──────── Source material

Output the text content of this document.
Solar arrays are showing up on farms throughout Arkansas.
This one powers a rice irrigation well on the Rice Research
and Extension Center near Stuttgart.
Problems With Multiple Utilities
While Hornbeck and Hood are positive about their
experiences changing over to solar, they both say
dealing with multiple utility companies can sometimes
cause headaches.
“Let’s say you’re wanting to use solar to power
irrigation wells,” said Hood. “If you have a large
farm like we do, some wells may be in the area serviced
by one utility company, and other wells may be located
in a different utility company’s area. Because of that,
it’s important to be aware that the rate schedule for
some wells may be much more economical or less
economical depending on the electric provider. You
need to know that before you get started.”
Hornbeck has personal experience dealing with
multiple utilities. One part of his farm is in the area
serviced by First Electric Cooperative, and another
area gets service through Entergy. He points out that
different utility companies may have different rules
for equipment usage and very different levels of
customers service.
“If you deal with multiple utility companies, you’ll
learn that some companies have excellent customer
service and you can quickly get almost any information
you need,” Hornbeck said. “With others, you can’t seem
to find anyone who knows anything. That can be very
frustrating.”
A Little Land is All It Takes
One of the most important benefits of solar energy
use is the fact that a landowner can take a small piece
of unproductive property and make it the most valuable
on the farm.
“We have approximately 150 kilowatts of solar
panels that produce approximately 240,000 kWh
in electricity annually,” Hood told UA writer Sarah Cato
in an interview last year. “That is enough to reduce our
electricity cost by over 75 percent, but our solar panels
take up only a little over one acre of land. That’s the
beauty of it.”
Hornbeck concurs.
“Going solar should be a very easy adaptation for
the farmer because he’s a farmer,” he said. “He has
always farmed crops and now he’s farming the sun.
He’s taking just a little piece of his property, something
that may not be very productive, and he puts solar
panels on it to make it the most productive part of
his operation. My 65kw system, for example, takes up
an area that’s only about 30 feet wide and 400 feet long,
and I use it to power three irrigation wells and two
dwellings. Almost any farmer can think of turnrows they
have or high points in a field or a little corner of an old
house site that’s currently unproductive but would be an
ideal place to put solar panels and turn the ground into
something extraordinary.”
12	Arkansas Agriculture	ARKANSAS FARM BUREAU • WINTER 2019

────────────────

Task | Repeat the data precisely, reproducing every entry.

Solution for this task |
Output the text content of this document.
Solar arrays are showing up on farms throughout Arkansas.
This one powers a rice irrigation well on the Rice Research
and Extension Center near Stuttgart.
Problems With Multiple Utilities
While Hornbeck and Hood are positive about their
experiences changing over to solar, they both say
dealing with multiple utility companies can sometimes
cause headaches.
“Let’s say you’re wanting to use solar to power
irrigation wells,” said Hood. “If you have a large
farm like we do, some wells may be in the area serviced
by one utility company, and other wells may be located
in a different utility company’s area. Because of that,
it’s important to be aware that the rate schedule for
some wells may be much more economical or less
economical depending on the electric provider. You
need to know that before you get started.”
Hornbeck has personal experience dealing with
multiple utilities. One part of his farm is in the area
serviced by First Electric Cooperative, and another
area gets service through Entergy. He points out that
different utility companies may have different rules
for equipment usage and very different levels of
customers service.
“If you deal with multiple utility companies, you’ll
learn that some companies have excellent customer
service and you can quickly get almost any information
you need,” Hornbeck said. “With others, you can’t seem
to find anyone who knows anything. That can be very
frustrating.”
A Little Land is All It Takes
One of the most important benefits of solar energy
use is the fact that a landowner can take a small piece
of unproductive property and make it the most valuable
on the farm.
“We have approximately 150 kilowatts of solar
panels that produce approximately 240,000 kWh
in electricity annually,” Hood told UA writer Sarah Cato
in an interview last year. “That is enough to reduce our
electricity cost by over 75 percent, but our solar panels
take up only a little over one acre of land. That’s the
beauty of it.”
Hornbeck concurs.
“Going solar should be a very easy adaptation for
the farmer because he’s a farmer,” he said. “He has
always farmed crops and now he’s farming the sun.
He’s taking just a little piece of his property, something
that may not be very productive, and he puts solar
panels on it to make it the most productive part of
his operation. My 65kw system, for example, takes up
an area that’s only about 30 feet wide and 400 feet long,
and I use it to power three irrigation wells and two
dwellings. Almost any farmer can think of turnrows they
have or high points in a field or a little corner of an old
house site that’s currently unproductive but would be an
ideal place to put solar panels and turn the ground into
something extraordinary.”
12	Arkansas Agriculture	ARKANSAS FARM BUREAU • WINTER 2019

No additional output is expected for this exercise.